**Raw records**:

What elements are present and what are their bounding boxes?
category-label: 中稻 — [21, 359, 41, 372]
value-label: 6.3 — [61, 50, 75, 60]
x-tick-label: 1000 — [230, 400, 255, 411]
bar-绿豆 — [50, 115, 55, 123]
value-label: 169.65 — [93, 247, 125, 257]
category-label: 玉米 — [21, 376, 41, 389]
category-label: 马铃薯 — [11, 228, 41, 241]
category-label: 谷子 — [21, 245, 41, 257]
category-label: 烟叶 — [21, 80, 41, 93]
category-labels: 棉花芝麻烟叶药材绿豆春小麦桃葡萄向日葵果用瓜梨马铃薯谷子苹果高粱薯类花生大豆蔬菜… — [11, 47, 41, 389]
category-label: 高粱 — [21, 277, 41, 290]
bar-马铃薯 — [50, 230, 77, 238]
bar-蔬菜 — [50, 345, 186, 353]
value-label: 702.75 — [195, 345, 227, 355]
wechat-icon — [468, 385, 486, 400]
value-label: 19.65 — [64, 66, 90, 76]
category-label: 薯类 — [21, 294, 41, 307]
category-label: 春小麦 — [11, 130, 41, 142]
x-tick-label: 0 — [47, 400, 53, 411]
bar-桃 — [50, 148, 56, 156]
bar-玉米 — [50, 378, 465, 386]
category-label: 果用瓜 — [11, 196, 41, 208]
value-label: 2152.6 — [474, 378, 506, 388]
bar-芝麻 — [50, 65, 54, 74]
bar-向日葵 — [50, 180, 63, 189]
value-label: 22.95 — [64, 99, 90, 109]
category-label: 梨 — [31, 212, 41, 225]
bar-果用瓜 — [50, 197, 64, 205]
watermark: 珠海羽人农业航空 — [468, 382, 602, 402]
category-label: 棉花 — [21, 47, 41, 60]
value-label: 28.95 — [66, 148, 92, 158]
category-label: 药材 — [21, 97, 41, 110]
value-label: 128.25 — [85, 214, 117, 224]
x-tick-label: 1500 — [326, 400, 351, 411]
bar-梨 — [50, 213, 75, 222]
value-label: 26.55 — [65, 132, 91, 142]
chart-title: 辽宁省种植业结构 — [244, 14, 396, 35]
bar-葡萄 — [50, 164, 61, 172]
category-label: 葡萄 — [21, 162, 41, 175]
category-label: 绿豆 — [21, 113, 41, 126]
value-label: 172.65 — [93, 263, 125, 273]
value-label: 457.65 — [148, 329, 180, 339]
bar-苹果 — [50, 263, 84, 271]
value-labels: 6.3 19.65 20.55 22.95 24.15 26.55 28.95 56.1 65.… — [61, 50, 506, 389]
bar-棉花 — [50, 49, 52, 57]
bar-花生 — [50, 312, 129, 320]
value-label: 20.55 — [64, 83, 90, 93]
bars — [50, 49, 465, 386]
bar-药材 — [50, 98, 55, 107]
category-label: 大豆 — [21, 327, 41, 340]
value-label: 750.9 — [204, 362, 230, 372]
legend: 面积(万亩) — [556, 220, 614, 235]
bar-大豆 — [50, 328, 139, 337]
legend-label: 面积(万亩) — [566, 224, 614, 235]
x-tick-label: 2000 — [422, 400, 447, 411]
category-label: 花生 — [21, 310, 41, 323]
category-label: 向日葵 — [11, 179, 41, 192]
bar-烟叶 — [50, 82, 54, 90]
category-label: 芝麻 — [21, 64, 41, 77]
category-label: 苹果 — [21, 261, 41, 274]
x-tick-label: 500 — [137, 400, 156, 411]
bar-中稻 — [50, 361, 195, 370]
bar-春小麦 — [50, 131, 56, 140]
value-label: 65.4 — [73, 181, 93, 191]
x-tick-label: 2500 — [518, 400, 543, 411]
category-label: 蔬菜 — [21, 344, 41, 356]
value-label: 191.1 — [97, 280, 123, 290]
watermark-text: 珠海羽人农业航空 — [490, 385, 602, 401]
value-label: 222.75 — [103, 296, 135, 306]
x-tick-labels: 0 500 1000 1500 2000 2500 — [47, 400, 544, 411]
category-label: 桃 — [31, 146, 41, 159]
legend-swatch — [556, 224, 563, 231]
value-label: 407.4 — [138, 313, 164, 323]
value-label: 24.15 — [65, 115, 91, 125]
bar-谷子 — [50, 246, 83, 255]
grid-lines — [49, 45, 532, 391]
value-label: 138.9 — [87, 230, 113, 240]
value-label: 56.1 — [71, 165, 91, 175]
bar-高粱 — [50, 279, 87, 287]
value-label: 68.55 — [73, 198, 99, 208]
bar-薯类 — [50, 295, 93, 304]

==

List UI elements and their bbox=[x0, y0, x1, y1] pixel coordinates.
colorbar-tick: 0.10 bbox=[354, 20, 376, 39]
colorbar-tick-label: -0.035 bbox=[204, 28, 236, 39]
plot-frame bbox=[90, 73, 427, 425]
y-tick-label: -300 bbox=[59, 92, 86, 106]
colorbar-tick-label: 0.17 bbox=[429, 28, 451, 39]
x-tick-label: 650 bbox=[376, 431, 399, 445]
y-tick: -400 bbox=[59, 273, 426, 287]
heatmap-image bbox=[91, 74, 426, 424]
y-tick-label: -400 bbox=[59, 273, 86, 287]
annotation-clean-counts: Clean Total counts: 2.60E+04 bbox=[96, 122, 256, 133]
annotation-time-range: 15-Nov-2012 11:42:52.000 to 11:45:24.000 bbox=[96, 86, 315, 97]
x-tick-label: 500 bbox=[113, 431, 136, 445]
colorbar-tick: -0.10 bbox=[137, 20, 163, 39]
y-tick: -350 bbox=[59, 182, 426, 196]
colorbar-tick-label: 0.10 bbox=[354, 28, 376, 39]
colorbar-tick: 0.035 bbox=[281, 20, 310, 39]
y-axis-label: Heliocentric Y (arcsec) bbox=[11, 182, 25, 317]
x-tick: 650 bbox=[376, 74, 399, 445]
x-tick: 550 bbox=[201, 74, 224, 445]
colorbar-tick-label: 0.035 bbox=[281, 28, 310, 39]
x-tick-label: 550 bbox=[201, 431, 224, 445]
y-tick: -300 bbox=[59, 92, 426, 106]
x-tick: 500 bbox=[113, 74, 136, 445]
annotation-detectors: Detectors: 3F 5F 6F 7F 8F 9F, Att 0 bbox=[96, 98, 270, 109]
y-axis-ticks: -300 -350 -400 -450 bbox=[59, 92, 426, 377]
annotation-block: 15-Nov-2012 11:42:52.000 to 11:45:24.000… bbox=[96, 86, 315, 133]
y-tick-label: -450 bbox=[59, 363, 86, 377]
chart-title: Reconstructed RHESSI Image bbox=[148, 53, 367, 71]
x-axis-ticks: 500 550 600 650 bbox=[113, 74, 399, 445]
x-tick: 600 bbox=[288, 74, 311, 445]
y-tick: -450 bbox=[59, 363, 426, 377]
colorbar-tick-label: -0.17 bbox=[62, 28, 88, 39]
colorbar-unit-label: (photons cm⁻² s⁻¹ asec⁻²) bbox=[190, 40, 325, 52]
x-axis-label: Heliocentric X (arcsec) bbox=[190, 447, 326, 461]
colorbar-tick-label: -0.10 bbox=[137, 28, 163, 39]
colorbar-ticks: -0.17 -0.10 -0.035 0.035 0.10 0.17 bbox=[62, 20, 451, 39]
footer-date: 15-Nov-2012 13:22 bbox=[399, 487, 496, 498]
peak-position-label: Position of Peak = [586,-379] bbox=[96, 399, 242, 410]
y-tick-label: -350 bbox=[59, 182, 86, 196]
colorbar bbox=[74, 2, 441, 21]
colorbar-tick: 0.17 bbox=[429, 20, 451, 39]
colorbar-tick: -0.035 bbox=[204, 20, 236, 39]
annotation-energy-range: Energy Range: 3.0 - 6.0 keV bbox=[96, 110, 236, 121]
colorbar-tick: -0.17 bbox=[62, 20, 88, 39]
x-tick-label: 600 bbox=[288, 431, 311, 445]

**Task brief**: Reproduce the part of the lines above that opens with the line containing "List UI elements" and closes with the line containing "colorbar-tick: 0.035 bbox=[281, 20, 310, 39]", both included.

**Reply**:
List UI elements and their bbox=[x0, y0, x1, y1] pixel coordinates.
colorbar-tick: 0.10 bbox=[354, 20, 376, 39]
colorbar-tick-label: -0.035 bbox=[204, 28, 236, 39]
plot-frame bbox=[90, 73, 427, 425]
y-tick-label: -300 bbox=[59, 92, 86, 106]
colorbar-tick-label: 0.17 bbox=[429, 28, 451, 39]
x-tick-label: 650 bbox=[376, 431, 399, 445]
y-tick: -400 bbox=[59, 273, 426, 287]
heatmap-image bbox=[91, 74, 426, 424]
y-tick-label: -400 bbox=[59, 273, 86, 287]
annotation-clean-counts: Clean Total counts: 2.60E+04 bbox=[96, 122, 256, 133]
annotation-time-range: 15-Nov-2012 11:42:52.000 to 11:45:24.000 bbox=[96, 86, 315, 97]
x-tick-label: 500 bbox=[113, 431, 136, 445]
colorbar-tick: -0.10 bbox=[137, 20, 163, 39]
y-tick: -350 bbox=[59, 182, 426, 196]
colorbar-tick-label: 0.10 bbox=[354, 28, 376, 39]
colorbar-tick: 0.035 bbox=[281, 20, 310, 39]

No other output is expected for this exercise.